當晩,我在日記中劈頭寫道:“今天是長征的轉折點”。
    第二天清早,全體隊員搭便車到16 公里處吃了早飯。排長叮囑大家等着,他去找車來讓大家坐車去庫車。
   也不知什么時候,李磊、彭龍正、吳俊杰、北京女生陳蘭等四人不願坐車,扛着林二排的隊旗步行出發了。
   我當時可能是上厠所去了,等我返回一看,所有人都不在了,我判斷大部隊是坐車走了,情急之中發現附近停着一輛救護車,於是上前跟司機説明情况,搭車直接去了庫車。

庫車縣城


   在庫車,我們並沒有聽到所謂停止步行串聯的消息,於是在縣城休整了三天,一邊等步行的李磊等人。三天之中,我正好利用一天時間完成了《毛主席詩詞》的蠟紙刻寫和印刷。


   對於庫車縣城的模樣,我幾乎沒什么印象。聽説在老街每條街道都有一兩家打饢世家和固定饢坑,專門爲本片區老鄉打饢。可惜我們都沒有去轉轉。“饢”是維吾爾族人的主要麵食之一,寧可一月無米飯,不可一日無烤饢。   “新疆十八怪”中有一怪是“吃的烤饢像鍋蓋”。我們雖然吃了庫車的饢,但當時卻沒有聽人説起遠近聞名的庫車大饢。據説大而薄、薄而脆、脆而香,直徑足有1 米左右,大如車輪,被稱作“饢中之王”。回想起來,不能不説是一個遺憾。彭龍正最後悔的是,當時我們竟然不知道庫車地區的佛敎石窟藝術,與敦煌莫高窟一樣,是我國古代“絲綢之路”上的明珠;也不知道庫車的克孜爾千佛洞,是“中國第二敦煌”。過而不入,落下終生遺憾。

## 任務說明 1
請改寫這段描述前往庫車途中經過的文本：從“第二天清早,全體隊員搭便車到”開始，一直到“主席詩詞》的蠟紙刻寫和印刷。”為止，把這一段重新寫出，並把其中的“救護車”換成“卡車”。

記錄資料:
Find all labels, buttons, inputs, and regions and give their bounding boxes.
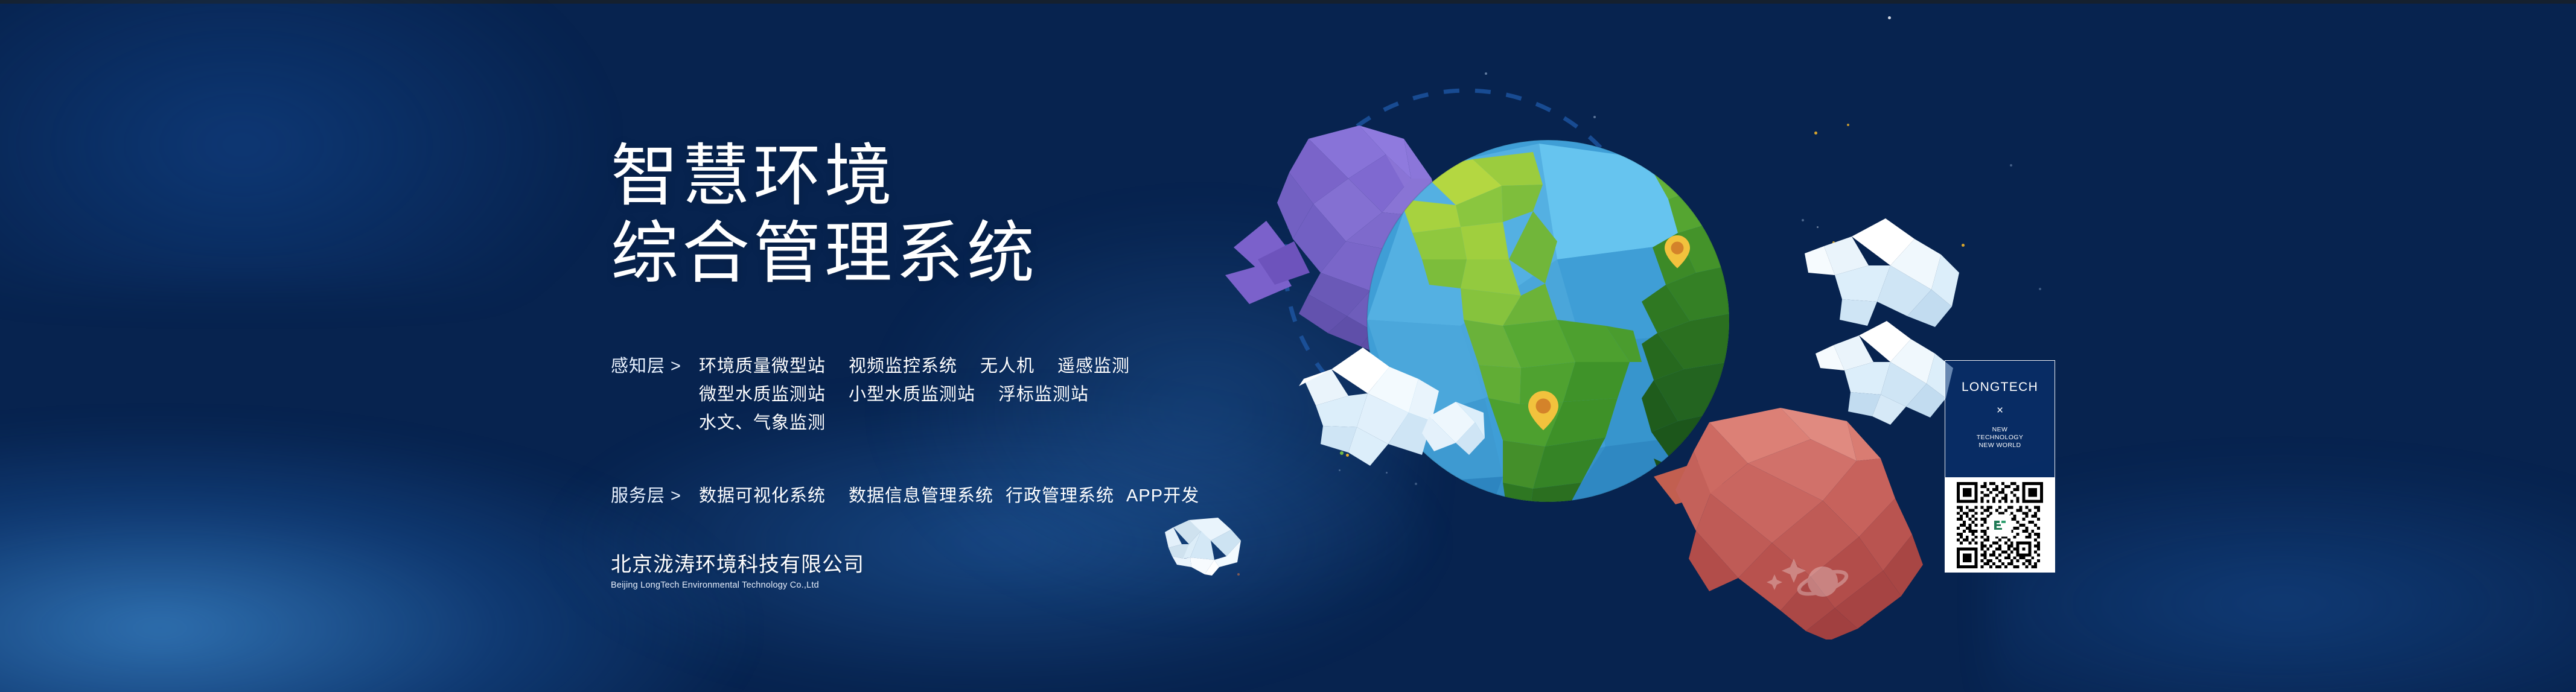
hero-copy: 智慧环境 综合管理系统 感知层 > 环境质量微型站 视频监控系统 无人机 遥感监… [611, 138, 1758, 510]
layer-list: 感知层 > 环境质量微型站 视频监控系统 无人机 遥感监测 微型水质监测站 小型… [611, 352, 1758, 510]
layer-label: 服务层 > [611, 482, 699, 510]
hero-banner: 智慧环境 综合管理系统 感知层 > 环境质量微型站 视频监控系统 无人机 遥感监… [0, 0, 2576, 692]
layer-item[interactable]: APP开发 [1126, 482, 1199, 510]
page-title-line-1: 智慧环境 [611, 138, 1758, 215]
background-haze-top [0, 0, 604, 290]
qr-center-logo [1990, 515, 2010, 536]
qr-promo-card[interactable]: LONGTECH × NEW TECHNOLOGY NEW WORLD [1945, 360, 2055, 573]
cloud-cluster-right-upper [1805, 218, 1959, 327]
company-signature: 北京泷涛环境科技有限公司 Beijing LongTech Environmen… [611, 552, 864, 591]
cloud-cluster-right-lower [1816, 321, 1953, 425]
tagline-line: NEW WORLD [1977, 442, 2024, 449]
tagline-line: NEW [1977, 426, 2024, 434]
tagline-line: TECHNOLOGY [1977, 434, 2024, 442]
qr-code-area[interactable] [1945, 478, 2055, 573]
layer-row-service: 服务层 > 数据可视化系统 数据信息管理系统 行政管理系统 APP开发 [611, 482, 1758, 510]
layer-item-line: 水文、气象监测 [699, 409, 1130, 437]
company-name-cn: 北京泷涛环境科技有限公司 [611, 552, 864, 577]
layer-item[interactable]: 数据信息管理系统 [849, 482, 993, 510]
cloud-detached [1147, 507, 1267, 585]
brand-name: LONGTECH [1962, 380, 2038, 395]
layer-item[interactable]: 无人机 [980, 352, 1035, 381]
page-title-line-2: 综合管理系统 [611, 215, 1758, 292]
layer-item[interactable]: 水文、气象监测 [699, 409, 826, 437]
layer-items: 数据可视化系统 数据信息管理系统 行政管理系统 APP开发 [699, 482, 1211, 510]
top-strip [0, 0, 2576, 4]
layer-item[interactable]: 数据可视化系统 [699, 482, 826, 510]
layer-row-perception: 感知层 > 环境质量微型站 视频监控系统 无人机 遥感监测 微型水质监测站 小型… [611, 352, 1758, 437]
qr-card-slogan: LONGTECH × NEW TECHNOLOGY NEW WORLD [1945, 360, 2055, 478]
company-name-en: Beijing LongTech Environmental Technolog… [611, 579, 864, 591]
layer-item[interactable]: 遥感监测 [1057, 352, 1130, 381]
tagline: NEW TECHNOLOGY NEW WORLD [1977, 426, 2024, 449]
background-haze-right [1992, 459, 2576, 692]
layer-item[interactable]: 浮标监测站 [998, 381, 1089, 409]
qr-code-icon[interactable] [1957, 482, 2043, 568]
cross-icon: × [1997, 404, 2003, 417]
layer-item[interactable]: 视频监控系统 [849, 352, 957, 381]
layer-item[interactable]: 小型水质监测站 [849, 381, 975, 409]
layer-item[interactable]: 环境质量微型站 [699, 352, 826, 381]
layer-item-line: 环境质量微型站 视频监控系统 无人机 遥感监测 [699, 352, 1130, 381]
layer-item[interactable]: 微型水质监测站 [699, 381, 826, 409]
layer-label: 感知层 > [611, 352, 699, 381]
layer-item-line: 微型水质监测站 小型水质监测站 浮标监测站 [699, 381, 1130, 409]
layer-item-line: 数据可视化系统 数据信息管理系统 行政管理系统 APP开发 [699, 482, 1211, 510]
layer-items: 环境质量微型站 视频监控系统 无人机 遥感监测 微型水质监测站 小型水质监测站 … [699, 352, 1130, 437]
layer-item[interactable]: 行政管理系统 [1006, 482, 1114, 510]
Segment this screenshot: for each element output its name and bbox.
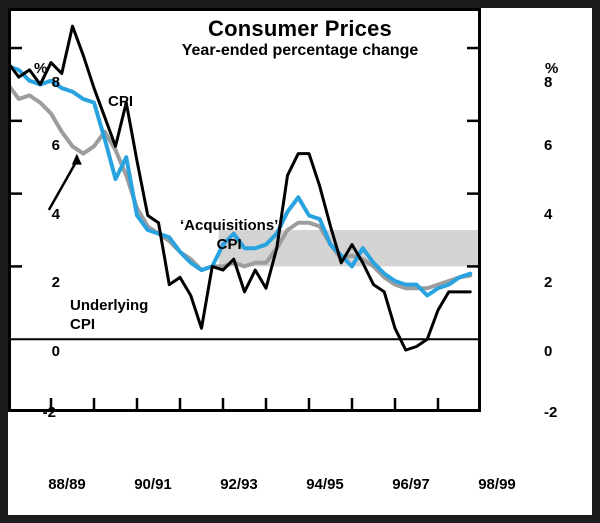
x-tick-label-9697: 96/97 xyxy=(376,476,446,493)
x-tick-label-9495: 94/95 xyxy=(290,476,360,493)
annotation-cpi: CPI xyxy=(108,93,133,110)
y-tick-label-right-8: 8 xyxy=(544,74,574,91)
plot-frame-lines xyxy=(8,8,481,412)
y-tick-label-left-n2: -2 xyxy=(30,404,56,421)
annotation-underlying-cpi: Underlying CPI xyxy=(70,296,180,334)
chart-title: Consumer Prices xyxy=(8,16,592,42)
y-tick-label-left-4: 4 xyxy=(34,206,60,223)
y-tick-label-left-0: 0 xyxy=(34,343,60,360)
y-tick-label-right-4: 4 xyxy=(544,206,574,223)
x-tick-label-9293: 92/93 xyxy=(204,476,274,493)
y-tick-label-right-6: 6 xyxy=(544,137,574,154)
annotation-underlying-line2: CPI xyxy=(70,315,180,334)
x-axis-ticks xyxy=(51,398,438,409)
chart-plot-area xyxy=(8,8,481,412)
chart-frame: Consumer Prices Year-ended percentage ch… xyxy=(8,8,592,515)
x-tick-label-9899: 98/99 xyxy=(462,476,532,493)
x-tick-label-9091: 90/91 xyxy=(118,476,188,493)
y-tick-label-right-2: 2 xyxy=(544,274,574,291)
y-tick-label-right-0: 0 xyxy=(544,343,574,360)
y-tick-label-left-2: 2 xyxy=(34,274,60,291)
annotation-acquisitions-line2: CPI xyxy=(180,235,278,254)
y-tick-label-left-6: 6 xyxy=(34,137,60,154)
y-tick-label-left-8: 8 xyxy=(34,74,60,91)
chart-subtitle: Year-ended percentage change xyxy=(8,42,592,60)
x-tick-label-8889: 88/89 xyxy=(32,476,102,493)
annotation-acquisitions-cpi: ‘Acquisitions’ CPI xyxy=(180,216,278,254)
underlying-cpi-arrow xyxy=(49,154,82,210)
annotation-underlying-line1: Underlying xyxy=(70,296,180,315)
y-tick-label-right-n2: -2 xyxy=(544,404,574,421)
annotation-acquisitions-line1: ‘Acquisitions’ xyxy=(180,216,278,235)
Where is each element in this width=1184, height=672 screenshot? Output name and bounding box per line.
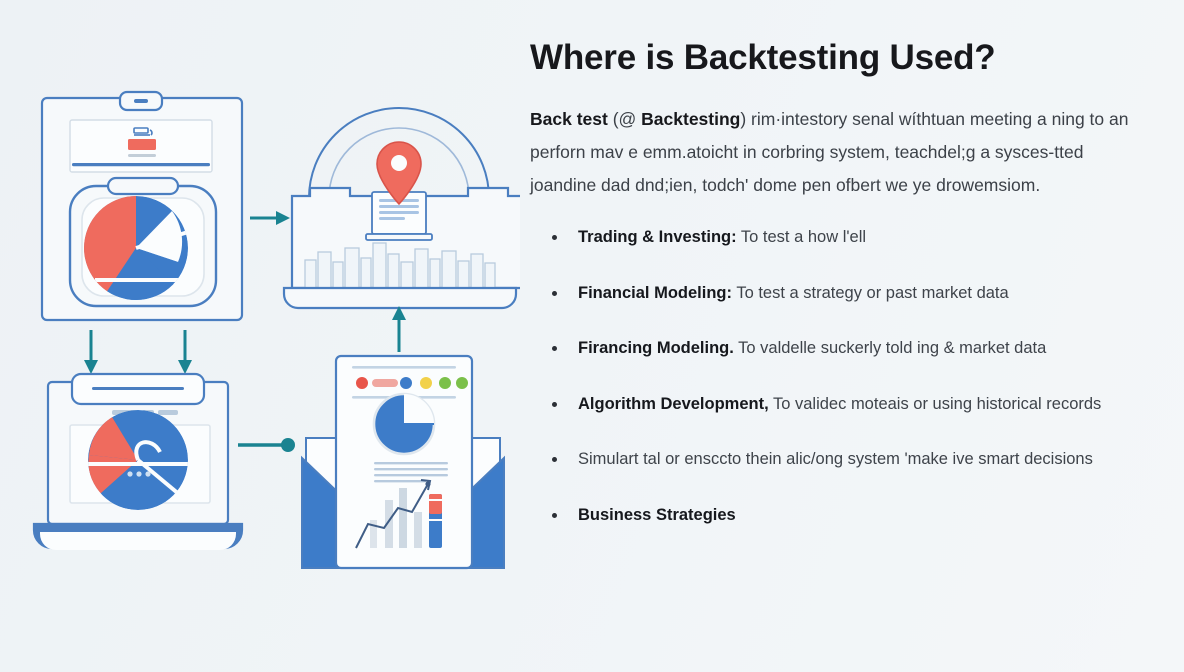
list-item: Trading & Investing: To test a how l'ell bbox=[530, 227, 1154, 248]
lead-strong-b: Backtesting bbox=[641, 109, 740, 129]
bullet-dot-icon bbox=[552, 291, 557, 296]
bullet-label: Firancing Modeling. bbox=[578, 339, 734, 357]
bullet-dot-icon bbox=[552, 235, 557, 240]
illustration-panel bbox=[0, 0, 520, 672]
bullet-dot-icon bbox=[552, 513, 557, 518]
list-item: Business Strategies bbox=[530, 505, 1154, 526]
arrow-up-report-to-map bbox=[392, 306, 406, 352]
report-document-in-envelope bbox=[302, 356, 504, 568]
bullet-dot-icon bbox=[552, 402, 557, 407]
bullet-dot-icon bbox=[552, 346, 557, 351]
bullet-text: To valdelle suckerly told ing & market d… bbox=[738, 339, 1046, 357]
list-item: Algorithm Development, To validec moteai… bbox=[530, 394, 1154, 415]
bullet-label: Business Strategies bbox=[578, 506, 736, 524]
connector-dot-laptop-to-report bbox=[238, 438, 295, 452]
slide-canvas: Where is Backtesting Used? Back test (@ … bbox=[0, 0, 1184, 672]
bullet-text: To test a how l'ell bbox=[741, 228, 866, 246]
lead-mid-a: (@ bbox=[608, 109, 641, 129]
list-item: Financial Modeling: To test a strategy o… bbox=[530, 283, 1154, 304]
use-case-list: Trading & Investing: To test a how l'ell… bbox=[530, 227, 1154, 526]
lead-paragraph: Back test (@ Backtesting) rim·intestory … bbox=[530, 103, 1130, 201]
arrow-down-tablet-to-laptop-left bbox=[84, 330, 98, 374]
bullet-label: Algorithm Development, bbox=[578, 395, 769, 413]
bullet-text: To validec moteais or using historical r… bbox=[773, 395, 1101, 413]
page-title: Where is Backtesting Used? bbox=[530, 38, 1154, 77]
report-pie-chart bbox=[374, 394, 434, 454]
bullet-label: Financial Modeling: bbox=[578, 284, 732, 302]
tablet-header-red-bar bbox=[128, 139, 156, 150]
bullet-text: Simulart tal or ensccto thein alic/ong s… bbox=[578, 450, 1093, 468]
location-pin-over-document-and-cityscape bbox=[284, 108, 520, 308]
list-item: Simulart tal or ensccto thein alic/ong s… bbox=[530, 449, 1154, 470]
illustration-graphic bbox=[0, 0, 520, 672]
lead-strong-a: Back test bbox=[530, 109, 608, 129]
bullet-text: To test a strategy or past market data bbox=[736, 284, 1008, 302]
bullet-dot-icon bbox=[552, 457, 557, 462]
arrow-right-tablet-to-map bbox=[250, 211, 290, 225]
bullet-label: Trading & Investing: bbox=[578, 228, 737, 246]
tablet-with-pie-chart bbox=[42, 92, 242, 320]
text-panel: Where is Backtesting Used? Back test (@ … bbox=[524, 0, 1184, 672]
laptop-with-pie-chart bbox=[34, 374, 242, 550]
arrow-down-tablet-to-laptop-right bbox=[178, 330, 192, 374]
list-item: Firancing Modeling. To valdelle suckerly… bbox=[530, 338, 1154, 359]
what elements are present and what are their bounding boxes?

## 任務說明 2
請把記錄中的一段內容以 Markdown 表格呈現。這一段從含有“list-item: Trading &”的那一行開始，一直到含有“connector-dot-laptop-to-report bbox=[238, 438, 295, 452]”的那一行為止，首尾兩行都包括在內。表格設“行號”和“內容”兩欄，空行不列入。

## 作答內容 1
第二天清早,全體隊員搭便車到16 公里處吃了早飯。排長叮囑大家等着,他去找車來讓大家坐車去庫車。
   也不知什么時候,李磊、彭龍正、吳俊杰、北京女生陳蘭等四人不願坐車,扛着林二排的隊旗步行出發了。
   我當時可能是上厠所去了,等我返回一看,所有人都不在了,我判斷大部隊是坐車走了,情急之中發現附近停着一輛卡車,於是上前跟司機説明情况,搭車直接去了庫車。

庫車縣城


   在庫車,我們並沒有聽到所謂停止步行串聯的消息,於是在縣城休整了三天,一邊等步行的李磊等人。三天之中,我正好利用一天時間完成了《毛主席詩詞》的蠟紙刻寫和印刷。

## 作答內容 2
| 行號 | 內容 |
|---|---|
| 1 | list-item: Trading & Investing: To test a how l'ell bbox=[530, 227, 1154, 248] |
| 2 | lead-strong-b: Backtesting bbox=[641, 109, 740, 129] |
| 3 | bullet-dot-icon bbox=[552, 291, 557, 296] |
| 4 | bullet-label: Firancing Modeling. bbox=[578, 339, 734, 357] |
| 5 | bullet-dot-icon bbox=[552, 235, 557, 240] |
| 6 | illustration-panel bbox=[0, 0, 520, 672] |
| 7 | bullet-dot-icon bbox=[552, 513, 557, 518] |
| 8 | list-item: Business Strategies bbox=[530, 505, 1154, 526] |
| 9 | arrow-up-report-to-map bbox=[392, 306, 406, 352] |
| 10 | report-document-in-envelope bbox=[302, 356, 504, 568] |
| 11 | bullet-dot-icon bbox=[552, 402, 557, 407] |
| 12 | bullet-dot-icon bbox=[552, 346, 557, 351] |
| 13 | bullet-text: To valdelle suckerly told ing & market d… bbox=[738, 339, 1046, 357] |
| 14 | list-item: Algorithm Development, To validec moteai… bbox=[530, 394, 1154, 415] |
| 15 | bullet-label: Business Strategies bbox=[578, 506, 736, 524] |
| 16 | connector-dot-laptop-to-report bbox=[238, 438, 295, 452] |